---------- Records shown

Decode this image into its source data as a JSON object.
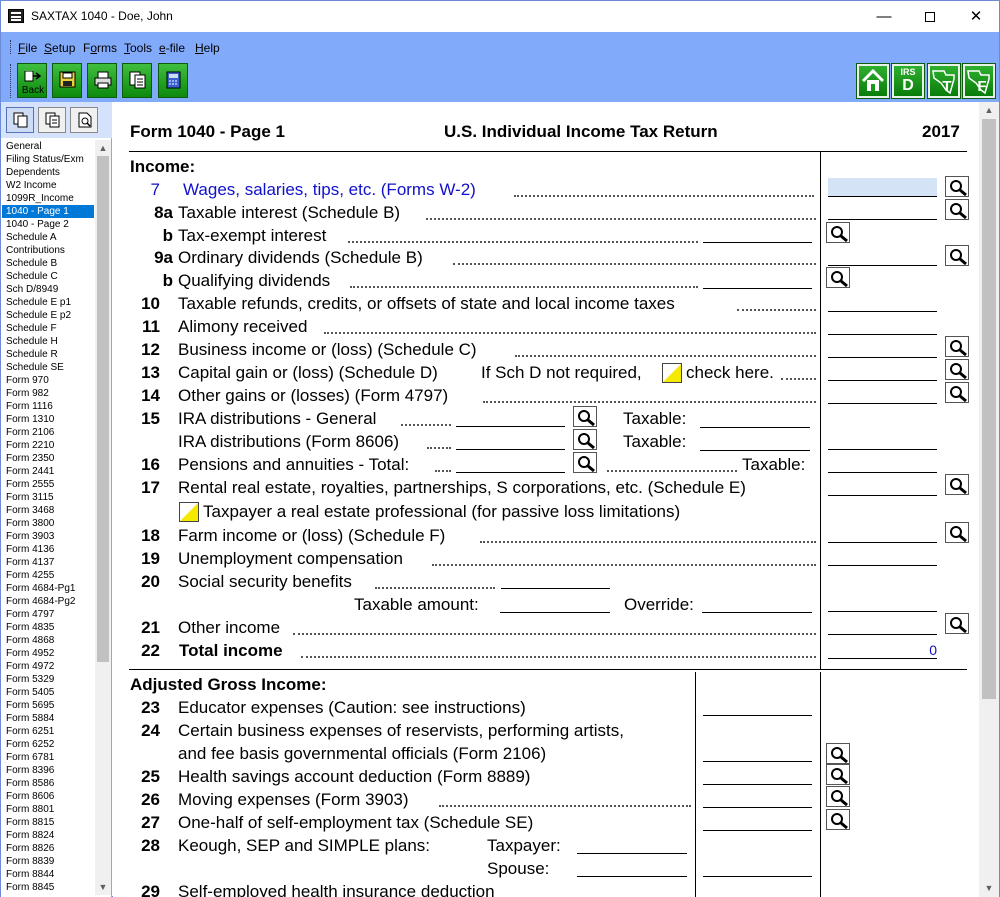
{
  "window": {
    "title": "SAXTAX 1040 - Doe, John",
    "minimize": "—",
    "close": "✕"
  },
  "menu": [
    "File",
    "Setup",
    "Forms",
    "Tools",
    "e-file",
    "Help"
  ],
  "toolbar": {
    "back_label": "Back",
    "irs_label": "IRS",
    "d_label": "D",
    "t_label": "T",
    "f_label": "F"
  },
  "sidebar": {
    "items": [
      "General",
      "Filing Status/Exm",
      "Dependents",
      "W2 Income",
      "1099R_Income",
      "1040 - Page 1",
      "1040 - Page 2",
      "Schedule A",
      "Contributions",
      "Schedule B",
      "Schedule C",
      "Sch D/8949",
      "Schedule E p1",
      "Schedule E p2",
      "Schedule F",
      "Schedule H",
      "Schedule R",
      "Schedule SE",
      "Form 970",
      "Form 982",
      "Form 1116",
      "Form 1310",
      "Form 2106",
      "Form 2210",
      "Form 2350",
      "Form 2441",
      "Form 2555",
      "Form 3115",
      "Form 3468",
      "Form 3800",
      "Form 3903",
      "Form 4136",
      "Form 4137",
      "Form 4255",
      "Form 4684-Pg1",
      "Form 4684-Pg2",
      "Form 4797",
      "Form 4835",
      "Form 4868",
      "Form 4952",
      "Form 4972",
      "Form 5329",
      "Form 5405",
      "Form 5695",
      "Form 5884",
      "Form 6251",
      "Form 6252",
      "Form 6781",
      "Form 8396",
      "Form 8586",
      "Form 8606",
      "Form 8801",
      "Form 8815",
      "Form 8824",
      "Form 8826",
      "Form 8839",
      "Form 8844",
      "Form 8845"
    ],
    "selected_index": 5
  },
  "form": {
    "title": "Form 1040 - Page 1",
    "subtitle": "U.S. Individual Income Tax Return",
    "year": "2017",
    "income_heading": "Income:",
    "agi_heading": "Adjusted Gross Income:",
    "lines": {
      "l7_num": "7",
      "l7": "Wages, salaries, tips, etc. (Forms W-2)",
      "l8a_num": "8a",
      "l8a": "Taxable interest (Schedule B)",
      "l8b_num": "b",
      "l8b": "Tax-exempt interest",
      "l9a_num": "9a",
      "l9a": "Ordinary dividends (Schedule B)",
      "l9b_num": "b",
      "l9b": "Qualifying dividends",
      "l10_num": "10",
      "l10": "Taxable refunds, credits, or offsets of state and local income taxes",
      "l11_num": "11",
      "l11": "Alimony received",
      "l12_num": "12",
      "l12": "Business income or (loss) (Schedule C)",
      "l13_num": "13",
      "l13": "Capital gain or (loss) (Schedule D)",
      "l13_note": "If Sch D not required,",
      "l13_check": "check here.",
      "l14_num": "14",
      "l14": "Other gains or (losses) (Form 4797)",
      "l15_num": "15",
      "l15a": "IRA distributions - General",
      "l15b": "IRA distributions (Form 8606)",
      "taxable_colon": "Taxable:",
      "l16_num": "16",
      "l16": "Pensions and annuities - Total:",
      "l16_taxable": "Taxable:",
      "l17_num": "17",
      "l17": "Rental real estate, royalties, partnerships, S corporations, etc. (Schedule E)",
      "l17_check": "Taxpayer a real estate professional (for passive loss limitations)",
      "l18_num": "18",
      "l18": "Farm income or (loss) (Schedule F)",
      "l19_num": "19",
      "l19": "Unemployment compensation",
      "l20_num": "20",
      "l20": "Social security benefits",
      "l20_taxable": "Taxable amount:",
      "l20_override": "Override:",
      "l21_num": "21",
      "l21": "Other income",
      "l22_num": "22",
      "l22": "Total income",
      "l22_value": "0",
      "l23_num": "23",
      "l23": "Educator expenses (Caution: see instructions)",
      "l24_num": "24",
      "l24a": "Certain business expenses of reservists, performing artists,",
      "l24b": "and fee basis governmental officials (Form 2106)",
      "l25_num": "25",
      "l25": "Health savings account deduction (Form 8889)",
      "l26_num": "26",
      "l26": "Moving expenses (Form 3903)",
      "l27_num": "27",
      "l27": "One-half of self-employment tax (Schedule SE)",
      "l28_num": "28",
      "l28": "Keough, SEP and SIMPLE plans:",
      "l28_tp": "Taxpayer:",
      "l28_sp": "Spouse:",
      "l29_num": "29",
      "l29": "Self-employed health insurance deduction"
    }
  },
  "colors": {
    "menubar": "#82aafa",
    "accent_blue": "#1111cc",
    "selection": "#0078d7",
    "toolbar_green": "#1a9a1a",
    "checkbox_yellow": "#f5e900"
  }
}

--------------------

* _Request_: State how many lines of the material contain the string "Taxable", with no other words.

* _Finished task_: 5